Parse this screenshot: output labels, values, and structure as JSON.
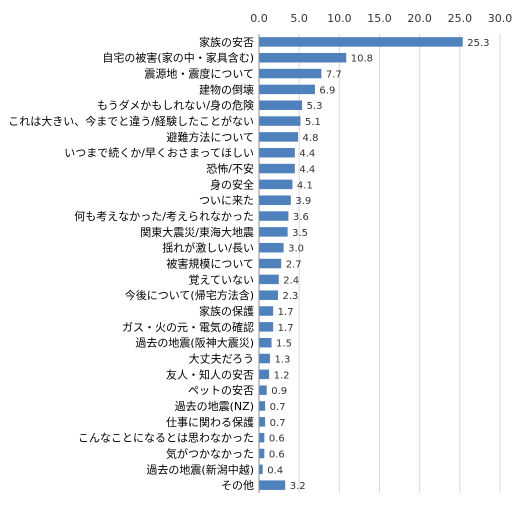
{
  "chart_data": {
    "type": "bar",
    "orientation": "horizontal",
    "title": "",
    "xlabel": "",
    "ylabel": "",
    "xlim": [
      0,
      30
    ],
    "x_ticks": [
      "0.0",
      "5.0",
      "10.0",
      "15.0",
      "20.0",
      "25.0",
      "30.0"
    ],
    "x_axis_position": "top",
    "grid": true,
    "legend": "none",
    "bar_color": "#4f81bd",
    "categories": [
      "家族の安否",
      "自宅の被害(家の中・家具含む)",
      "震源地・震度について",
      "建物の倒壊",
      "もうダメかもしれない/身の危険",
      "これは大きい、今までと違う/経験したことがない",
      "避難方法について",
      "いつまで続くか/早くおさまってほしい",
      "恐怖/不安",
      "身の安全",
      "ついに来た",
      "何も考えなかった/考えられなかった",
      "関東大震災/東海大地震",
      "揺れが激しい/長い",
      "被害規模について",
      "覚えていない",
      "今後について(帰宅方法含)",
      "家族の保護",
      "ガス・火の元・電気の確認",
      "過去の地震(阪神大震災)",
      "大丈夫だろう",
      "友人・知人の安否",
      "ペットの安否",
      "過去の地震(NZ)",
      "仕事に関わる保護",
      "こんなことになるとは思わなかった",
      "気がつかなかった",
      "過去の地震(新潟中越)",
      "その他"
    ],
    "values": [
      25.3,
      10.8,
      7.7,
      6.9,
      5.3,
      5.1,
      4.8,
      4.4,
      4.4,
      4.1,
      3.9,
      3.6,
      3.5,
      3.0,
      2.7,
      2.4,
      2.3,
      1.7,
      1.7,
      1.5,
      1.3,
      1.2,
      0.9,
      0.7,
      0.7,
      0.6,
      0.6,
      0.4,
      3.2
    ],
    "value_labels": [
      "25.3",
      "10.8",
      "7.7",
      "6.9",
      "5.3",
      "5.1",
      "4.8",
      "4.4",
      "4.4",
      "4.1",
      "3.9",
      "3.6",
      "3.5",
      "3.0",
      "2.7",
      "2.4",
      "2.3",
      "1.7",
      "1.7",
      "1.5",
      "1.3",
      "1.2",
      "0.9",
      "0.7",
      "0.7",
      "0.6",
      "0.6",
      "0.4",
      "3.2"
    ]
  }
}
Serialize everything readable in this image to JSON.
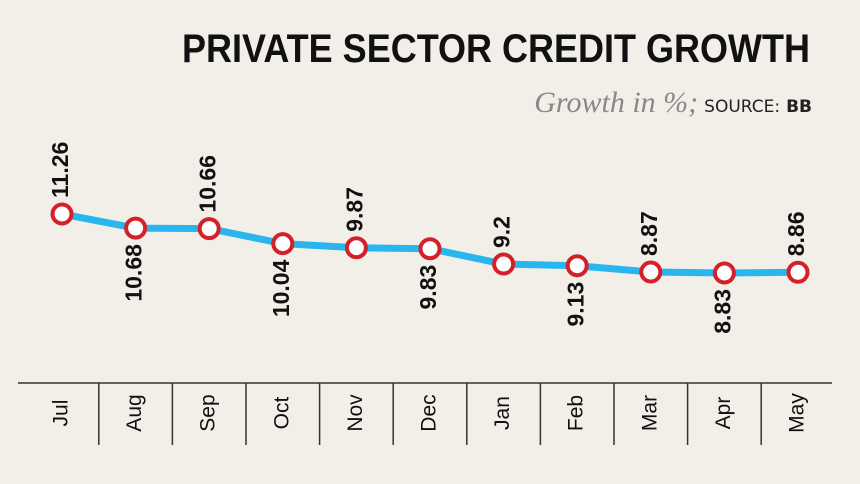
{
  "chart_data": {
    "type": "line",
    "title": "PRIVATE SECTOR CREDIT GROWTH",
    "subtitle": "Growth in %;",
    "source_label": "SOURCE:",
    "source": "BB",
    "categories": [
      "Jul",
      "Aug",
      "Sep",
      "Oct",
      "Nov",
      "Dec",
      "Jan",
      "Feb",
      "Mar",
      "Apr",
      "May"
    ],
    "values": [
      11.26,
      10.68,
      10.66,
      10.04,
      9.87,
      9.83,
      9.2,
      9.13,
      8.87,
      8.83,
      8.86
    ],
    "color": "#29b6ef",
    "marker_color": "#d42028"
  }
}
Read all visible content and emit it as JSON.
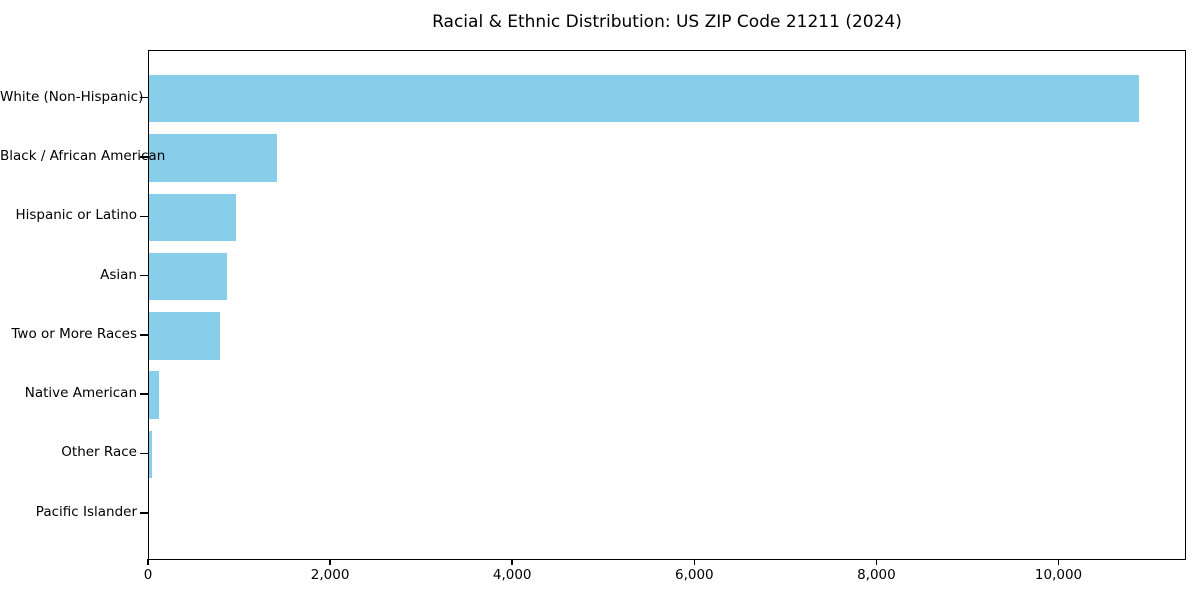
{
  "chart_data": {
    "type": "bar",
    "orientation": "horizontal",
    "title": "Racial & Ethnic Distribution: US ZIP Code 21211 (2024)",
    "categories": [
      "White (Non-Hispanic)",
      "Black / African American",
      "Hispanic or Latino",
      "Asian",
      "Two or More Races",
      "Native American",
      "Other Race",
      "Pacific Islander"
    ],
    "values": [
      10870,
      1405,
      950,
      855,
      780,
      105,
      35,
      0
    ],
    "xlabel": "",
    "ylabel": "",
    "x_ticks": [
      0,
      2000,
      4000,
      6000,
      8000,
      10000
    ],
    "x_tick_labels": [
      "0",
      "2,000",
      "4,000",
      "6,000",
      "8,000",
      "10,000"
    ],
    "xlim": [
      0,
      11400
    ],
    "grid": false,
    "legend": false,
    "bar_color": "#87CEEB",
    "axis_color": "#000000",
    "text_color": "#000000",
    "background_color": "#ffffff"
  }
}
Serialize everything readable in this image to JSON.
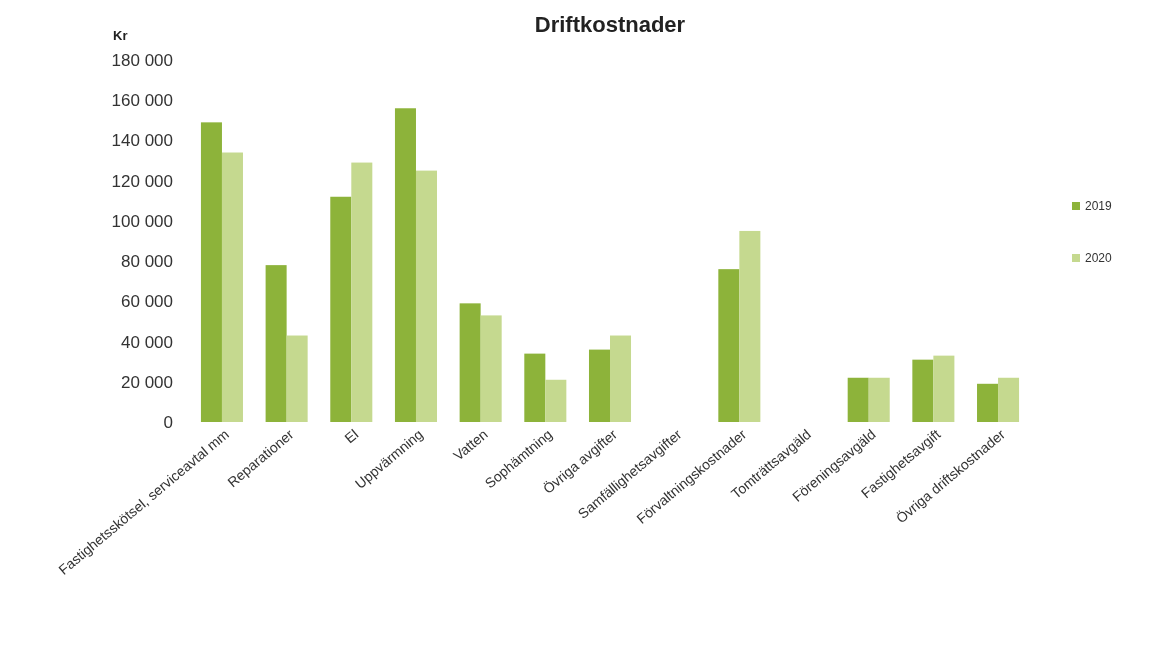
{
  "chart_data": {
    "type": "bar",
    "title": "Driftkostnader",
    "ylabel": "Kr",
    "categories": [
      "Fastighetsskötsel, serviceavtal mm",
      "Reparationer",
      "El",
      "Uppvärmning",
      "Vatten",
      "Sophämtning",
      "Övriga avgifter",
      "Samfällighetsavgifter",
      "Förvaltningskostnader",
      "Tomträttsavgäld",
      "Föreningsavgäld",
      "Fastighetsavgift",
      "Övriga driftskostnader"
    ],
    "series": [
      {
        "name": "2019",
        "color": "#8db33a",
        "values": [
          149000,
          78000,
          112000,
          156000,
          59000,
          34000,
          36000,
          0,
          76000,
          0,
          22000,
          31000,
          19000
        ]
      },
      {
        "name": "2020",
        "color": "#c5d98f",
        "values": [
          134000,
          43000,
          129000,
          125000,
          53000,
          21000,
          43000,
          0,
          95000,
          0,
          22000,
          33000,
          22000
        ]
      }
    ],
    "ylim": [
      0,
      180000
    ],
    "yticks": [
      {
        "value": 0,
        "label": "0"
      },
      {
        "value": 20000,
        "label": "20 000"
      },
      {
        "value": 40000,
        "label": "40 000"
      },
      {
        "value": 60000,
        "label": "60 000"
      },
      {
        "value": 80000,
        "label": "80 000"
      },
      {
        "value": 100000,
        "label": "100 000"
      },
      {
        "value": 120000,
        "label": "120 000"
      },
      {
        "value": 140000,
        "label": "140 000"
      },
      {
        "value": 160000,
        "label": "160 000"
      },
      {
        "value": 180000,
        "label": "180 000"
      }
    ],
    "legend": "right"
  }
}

══════

- **Exercise directions**
Using the data above, say how many lines include "Hispanic". No other reply is needed.

- **Response to the exercise**
2